> [Exercise brief]:
Shorten the paragraph in the mailing-list post below that begins "C'est Moi. Pepe le Pieu, with a question," keeping its main facts and points.

> [Passage provided]:
=== Section Start ===

TS's session, X and a Spengler ?
DudiousMax at aol.com
DudiousMax at aol.com
Sun Jun 20 07:42:03 CDT 1999
Yo Terrance,
C'est Moi. Pepe le Pieu, with a question. Wasn't the
abreaction stuff done to guys who suffered with "Shell Shock," or some
variant of battle-fatigue? Or witnessed their best buddies being blown into
hamburger? I mean, TRP not withstanding, you don't think they were testing
for hyper-sensitives who might anticipate where the next batch of V-2's were
aimed? Or do you? I remember reading some things that were like, "It is a
credit to psychotherapy's clinical methods that the army has been able to
help shell-shock victims." Up to that minute in history, Freud stood in
limbo, neither accepted nor unaccepted. I think those "successes" were
important to the Freudians, and justified a rash of books, and the
investment (on a national scale) into training a generation of shrinks (Don't
forget, there was little or no relief for WWI shell-shock victims who became
a kind of public health burden in the period between the wars.) who worked a
generation to mixed reviews (The cliche is, and I don't know if I've seen any
hard data to back it up: a third get better, a third get worse, a third stay
the same.). Though they were well enough thought off at the time by the OSS
(the pre-CIA), Wild Bill Donovan ordered some shrinks to "analyze" all known
information on Hitler and come up with a secret psychological profile of that
unhappy camper, with the anticipation that they might have to negotiate with
him at the end of hostilities. I am saying that the therapies of WWII were a
lot less sinister, and maybe did a lot more good, than what Pynchon (who is,
I think, an anti-Freudian, seeing the shrinks as a priest caste of those
interested in social-control) portrays. Of course, he doesn't think much of
the Skinnerians and Pavlovians either, for similar reasons. And to some
extent he is playing those isms off against each other (in true Menippean
fashion). But my main thrust here is, I think the Psychological guys
weren't necessarily "evil" or "mad scientists" as Pynchon would have us
believe. They were guys who were trained in the disciplines of the time and
even if their work is questionable by todays standards, maybe they were
well-intentioned and doing the best they could with what they had, like
American Civil War surgeons who didn't understand germ theory. And they did
leave behind some incredible documents. See, THE MIND OF ADOLF HITLER: The
Secret Wartime Report: by Walter C. Langer, Basic Books (1972).

=== Section End ===

Structured page parsing data
=== Section Start ===

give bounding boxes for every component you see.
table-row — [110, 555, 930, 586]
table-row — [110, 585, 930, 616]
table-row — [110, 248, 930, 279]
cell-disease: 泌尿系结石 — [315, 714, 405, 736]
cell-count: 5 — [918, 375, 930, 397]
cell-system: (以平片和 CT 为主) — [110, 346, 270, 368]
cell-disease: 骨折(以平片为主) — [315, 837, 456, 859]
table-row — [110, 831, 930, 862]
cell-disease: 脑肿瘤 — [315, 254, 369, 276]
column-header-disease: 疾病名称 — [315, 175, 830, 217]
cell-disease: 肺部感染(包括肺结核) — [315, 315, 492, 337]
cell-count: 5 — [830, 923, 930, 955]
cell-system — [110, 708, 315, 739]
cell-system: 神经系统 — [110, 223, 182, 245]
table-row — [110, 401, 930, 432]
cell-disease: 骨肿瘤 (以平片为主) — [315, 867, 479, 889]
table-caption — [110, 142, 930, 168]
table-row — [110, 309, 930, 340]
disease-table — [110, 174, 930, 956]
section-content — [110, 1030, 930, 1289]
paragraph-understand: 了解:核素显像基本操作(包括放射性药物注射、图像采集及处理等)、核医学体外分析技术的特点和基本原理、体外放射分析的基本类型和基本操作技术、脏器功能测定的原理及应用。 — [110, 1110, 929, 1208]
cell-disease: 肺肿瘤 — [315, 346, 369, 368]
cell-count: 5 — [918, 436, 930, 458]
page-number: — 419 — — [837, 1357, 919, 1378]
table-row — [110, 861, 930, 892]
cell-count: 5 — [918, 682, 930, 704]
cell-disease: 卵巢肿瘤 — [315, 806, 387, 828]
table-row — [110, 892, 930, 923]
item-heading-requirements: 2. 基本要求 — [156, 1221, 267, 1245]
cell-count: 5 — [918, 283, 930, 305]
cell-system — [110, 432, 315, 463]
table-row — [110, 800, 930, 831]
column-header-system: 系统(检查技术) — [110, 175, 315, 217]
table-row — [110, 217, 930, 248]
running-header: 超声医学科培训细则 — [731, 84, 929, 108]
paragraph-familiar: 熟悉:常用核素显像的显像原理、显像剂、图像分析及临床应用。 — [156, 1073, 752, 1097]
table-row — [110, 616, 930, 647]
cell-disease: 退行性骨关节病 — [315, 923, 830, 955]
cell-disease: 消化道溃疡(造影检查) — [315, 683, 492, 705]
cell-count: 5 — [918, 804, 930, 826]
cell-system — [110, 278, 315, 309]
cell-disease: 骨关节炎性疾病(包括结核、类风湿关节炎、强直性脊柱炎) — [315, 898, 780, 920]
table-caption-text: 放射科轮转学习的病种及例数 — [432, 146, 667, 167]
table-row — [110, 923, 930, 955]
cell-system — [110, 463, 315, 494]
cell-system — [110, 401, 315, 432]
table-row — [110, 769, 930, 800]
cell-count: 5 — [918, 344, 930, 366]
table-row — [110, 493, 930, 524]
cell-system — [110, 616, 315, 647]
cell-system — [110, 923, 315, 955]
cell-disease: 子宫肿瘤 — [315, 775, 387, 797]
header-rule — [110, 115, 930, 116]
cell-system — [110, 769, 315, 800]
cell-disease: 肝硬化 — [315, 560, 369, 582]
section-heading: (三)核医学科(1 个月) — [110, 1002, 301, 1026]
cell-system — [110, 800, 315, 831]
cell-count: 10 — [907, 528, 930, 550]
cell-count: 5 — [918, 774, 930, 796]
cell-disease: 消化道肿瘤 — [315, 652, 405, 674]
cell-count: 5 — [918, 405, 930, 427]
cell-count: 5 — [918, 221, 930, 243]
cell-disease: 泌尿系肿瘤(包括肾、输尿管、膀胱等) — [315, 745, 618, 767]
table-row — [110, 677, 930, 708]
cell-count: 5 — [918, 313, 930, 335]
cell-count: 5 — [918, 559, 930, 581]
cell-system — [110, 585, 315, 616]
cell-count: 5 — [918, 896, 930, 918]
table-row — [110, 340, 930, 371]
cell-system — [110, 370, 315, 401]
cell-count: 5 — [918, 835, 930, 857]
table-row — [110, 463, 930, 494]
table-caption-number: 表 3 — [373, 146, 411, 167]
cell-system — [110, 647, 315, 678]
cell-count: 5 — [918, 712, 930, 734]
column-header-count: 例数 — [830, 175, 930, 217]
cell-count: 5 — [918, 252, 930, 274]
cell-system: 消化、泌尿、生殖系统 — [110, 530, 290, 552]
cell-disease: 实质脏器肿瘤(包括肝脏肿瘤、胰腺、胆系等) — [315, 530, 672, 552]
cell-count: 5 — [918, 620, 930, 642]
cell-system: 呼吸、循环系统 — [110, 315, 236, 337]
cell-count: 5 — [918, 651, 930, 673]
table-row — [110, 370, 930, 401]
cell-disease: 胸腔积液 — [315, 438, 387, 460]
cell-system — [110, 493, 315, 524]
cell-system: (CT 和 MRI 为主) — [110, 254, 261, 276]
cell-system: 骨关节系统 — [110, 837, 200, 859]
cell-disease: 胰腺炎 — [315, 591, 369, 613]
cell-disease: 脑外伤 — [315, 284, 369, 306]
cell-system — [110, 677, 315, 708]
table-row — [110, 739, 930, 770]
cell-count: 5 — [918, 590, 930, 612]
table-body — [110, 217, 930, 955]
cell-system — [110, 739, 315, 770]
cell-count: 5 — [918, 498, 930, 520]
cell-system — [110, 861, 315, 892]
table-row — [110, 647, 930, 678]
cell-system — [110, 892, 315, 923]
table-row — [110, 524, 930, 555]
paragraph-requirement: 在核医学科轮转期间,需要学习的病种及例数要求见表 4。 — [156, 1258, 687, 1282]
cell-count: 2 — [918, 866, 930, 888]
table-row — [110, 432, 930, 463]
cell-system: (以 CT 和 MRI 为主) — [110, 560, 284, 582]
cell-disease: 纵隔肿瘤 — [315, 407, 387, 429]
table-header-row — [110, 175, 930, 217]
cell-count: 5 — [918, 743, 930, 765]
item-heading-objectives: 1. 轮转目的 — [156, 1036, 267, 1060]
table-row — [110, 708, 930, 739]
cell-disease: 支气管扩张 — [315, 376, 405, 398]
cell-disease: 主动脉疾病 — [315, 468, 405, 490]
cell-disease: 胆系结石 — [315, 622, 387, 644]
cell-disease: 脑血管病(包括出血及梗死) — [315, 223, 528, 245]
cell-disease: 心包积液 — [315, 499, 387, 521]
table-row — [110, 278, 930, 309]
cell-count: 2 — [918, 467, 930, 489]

=== Section End ===

> [Written response]:
The writer asks whether abreaction was really used on soldiers with shell shock or battle fatigue, not to test for hypersensitive people who might predict where V-2s would land. The army's success with shell-shock victims was credited to psychotherapy, which helped the Freudians. Until then, Freud's standing had been uncertain. These successes led to many books and a national investment in training a generation of therapists, since WWI shell-shock victims had gotten little help and became a public health burden. Those therapists got mixed reviews, with the cliché being that a third get better, a third get worse, and a third stay the same. The OSS thought well of them: Wild Bill Donovan had therapists build a secret psychological profile of Hitler in case of negotiations at war's end. The writer argues that WWII therapies were less sinister and maybe did more good than Pynchon shows. Pynchon is seen as anti-Freudian and also critical of the Skinnerians and Pavlovians, playing these schools against each other in Menippean fashion. The main point is that these psychologists weren't evil or mad scientists. They were well-intentioned people working with the tools of their time, like Civil War surgeons who didn't know germ theory. They also left valuable documents, such as "The Mind of Adolf Hitler: The Secret Wartime Report" by Walter C. Langer (Basic Books, 1972).